• Exercise: Output the records exactly. Include every line.

• Record set:
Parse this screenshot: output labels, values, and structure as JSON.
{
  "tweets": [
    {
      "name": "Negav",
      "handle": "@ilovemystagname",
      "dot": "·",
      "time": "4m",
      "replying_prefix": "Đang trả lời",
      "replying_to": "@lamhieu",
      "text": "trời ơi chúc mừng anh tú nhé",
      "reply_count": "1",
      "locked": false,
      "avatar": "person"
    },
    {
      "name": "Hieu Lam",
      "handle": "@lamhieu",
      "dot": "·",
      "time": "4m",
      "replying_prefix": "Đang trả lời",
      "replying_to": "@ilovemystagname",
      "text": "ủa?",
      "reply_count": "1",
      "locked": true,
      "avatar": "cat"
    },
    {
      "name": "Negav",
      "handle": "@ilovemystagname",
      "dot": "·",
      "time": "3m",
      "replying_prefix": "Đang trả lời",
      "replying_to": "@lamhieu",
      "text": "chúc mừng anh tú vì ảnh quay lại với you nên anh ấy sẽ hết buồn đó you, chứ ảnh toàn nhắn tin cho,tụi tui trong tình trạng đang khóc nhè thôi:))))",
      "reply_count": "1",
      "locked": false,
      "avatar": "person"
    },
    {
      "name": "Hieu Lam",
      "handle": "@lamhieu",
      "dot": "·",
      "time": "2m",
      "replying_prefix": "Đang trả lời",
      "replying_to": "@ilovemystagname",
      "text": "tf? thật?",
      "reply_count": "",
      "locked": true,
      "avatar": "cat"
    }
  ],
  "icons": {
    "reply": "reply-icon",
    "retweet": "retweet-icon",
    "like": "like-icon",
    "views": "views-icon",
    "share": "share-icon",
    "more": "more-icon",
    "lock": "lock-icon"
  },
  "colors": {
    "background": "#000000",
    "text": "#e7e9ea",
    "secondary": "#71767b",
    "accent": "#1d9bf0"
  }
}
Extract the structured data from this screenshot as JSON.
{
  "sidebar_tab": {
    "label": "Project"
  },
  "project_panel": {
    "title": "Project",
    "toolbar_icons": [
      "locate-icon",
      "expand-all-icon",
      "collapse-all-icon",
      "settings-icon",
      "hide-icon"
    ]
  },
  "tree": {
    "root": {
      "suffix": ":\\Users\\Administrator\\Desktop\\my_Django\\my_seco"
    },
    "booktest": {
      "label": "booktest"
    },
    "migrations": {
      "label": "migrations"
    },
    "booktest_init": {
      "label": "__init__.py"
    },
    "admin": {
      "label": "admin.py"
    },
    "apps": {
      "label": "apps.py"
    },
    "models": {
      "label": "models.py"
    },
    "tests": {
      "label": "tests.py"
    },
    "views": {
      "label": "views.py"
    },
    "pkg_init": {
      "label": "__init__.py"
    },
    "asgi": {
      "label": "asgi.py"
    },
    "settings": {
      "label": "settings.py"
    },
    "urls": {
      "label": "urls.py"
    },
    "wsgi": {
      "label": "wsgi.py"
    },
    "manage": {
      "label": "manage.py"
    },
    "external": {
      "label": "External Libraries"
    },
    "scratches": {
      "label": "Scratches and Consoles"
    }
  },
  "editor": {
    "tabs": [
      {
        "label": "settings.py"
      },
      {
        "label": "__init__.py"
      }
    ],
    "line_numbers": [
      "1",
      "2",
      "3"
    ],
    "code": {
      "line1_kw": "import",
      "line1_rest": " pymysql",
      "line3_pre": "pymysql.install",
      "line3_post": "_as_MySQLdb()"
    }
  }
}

• Answer to this task:
Parse this screenshot: output labels, values, and structure as JSON.
{
  "tweets": [
    {
      "name": "Negav",
      "handle": "@ilovemystagname",
      "dot": "·",
      "time": "4m",
      "replying_prefix": "Đang trả lời",
      "replying_to": "@lamhieu",
      "text": "trời ơi chúc mừng anh tú nhé",
      "reply_count": "1",
      "locked": false,
      "avatar": "person"
    },
    {
      "name": "Hieu Lam",
      "handle": "@lamhieu",
      "dot": "·",
      "time": "4m",
      "replying_prefix": "Đang trả lời",
      "replying_to": "@ilovemystagname",
      "text": "ủa?",
      "reply_count": "1",
      "locked": true,
      "avatar": "cat"
    },
    {
      "name": "Negav",
      "handle": "@ilovemystagname",
      "dot": "·",
      "time": "3m",
      "replying_prefix": "Đang trả lời",
      "replying_to": "@lamhieu",
      "text": "chúc mừng anh tú vì ảnh quay lại với you nên anh ấy sẽ hết buồn đó you, chứ ảnh toàn nhắn tin cho,tụi tui trong tình trạng đang khóc nhè thôi:))))",
      "reply_count": "1",
      "locked": false,
      "avatar": "person"
    },
    {
      "name": "Hieu Lam",
      "handle": "@lamhieu",
      "dot": "·",
      "time": "2m",
      "replying_prefix": "Đang trả lời",
      "replying_to": "@ilovemystagname",
      "text": "tf? thật?",
      "reply_count": "",
      "locked": true,
      "avatar": "cat"
    }
  ],
  "icons": {
    "reply": "reply-icon",
    "retweet": "retweet-icon",
    "like": "like-icon",
    "views": "views-icon",
    "share": "share-icon",
    "more": "more-icon",
    "lock": "lock-icon"
  },
  "colors": {
    "background": "#000000",
    "text": "#e7e9ea",
    "secondary": "#71767b",
    "accent": "#1d9bf0"
  }
}
Extract the structured data from this screenshot as JSON.
{
  "sidebar_tab": {
    "label": "Project"
  },
  "project_panel": {
    "title": "Project",
    "toolbar_icons": [
      "locate-icon",
      "expand-all-icon",
      "collapse-all-icon",
      "settings-icon",
      "hide-icon"
    ]
  },
  "tree": {
    "root": {
      "suffix": ":\\Users\\Administrator\\Desktop\\my_Django\\my_seco"
    },
    "booktest": {
      "label": "booktest"
    },
    "migrations": {
      "label": "migrations"
    },
    "booktest_init": {
      "label": "__init__.py"
    },
    "admin": {
      "label": "admin.py"
    },
    "apps": {
      "label": "apps.py"
    },
    "models": {
      "label": "models.py"
    },
    "tests": {
      "label": "tests.py"
    },
    "views": {
      "label": "views.py"
    },
    "pkg_init": {
      "label": "__init__.py"
    },
    "asgi": {
      "label": "asgi.py"
    },
    "settings": {
      "label": "settings.py"
    },
    "urls": {
      "label": "urls.py"
    },
    "wsgi": {
      "label": "wsgi.py"
    },
    "manage": {
      "label": "manage.py"
    },
    "external": {
      "label": "External Libraries"
    },
    "scratches": {
      "label": "Scratches and Consoles"
    }
  },
  "editor": {
    "tabs": [
      {
        "label": "settings.py"
      },
      {
        "label": "__init__.py"
      }
    ],
    "line_numbers": [
      "1",
      "2",
      "3"
    ],
    "code": {
      "line1_kw": "import",
      "line1_rest": " pymysql",
      "line3_pre": "pymysql.install",
      "line3_post": "_as_MySQLdb()"
    }
  }
}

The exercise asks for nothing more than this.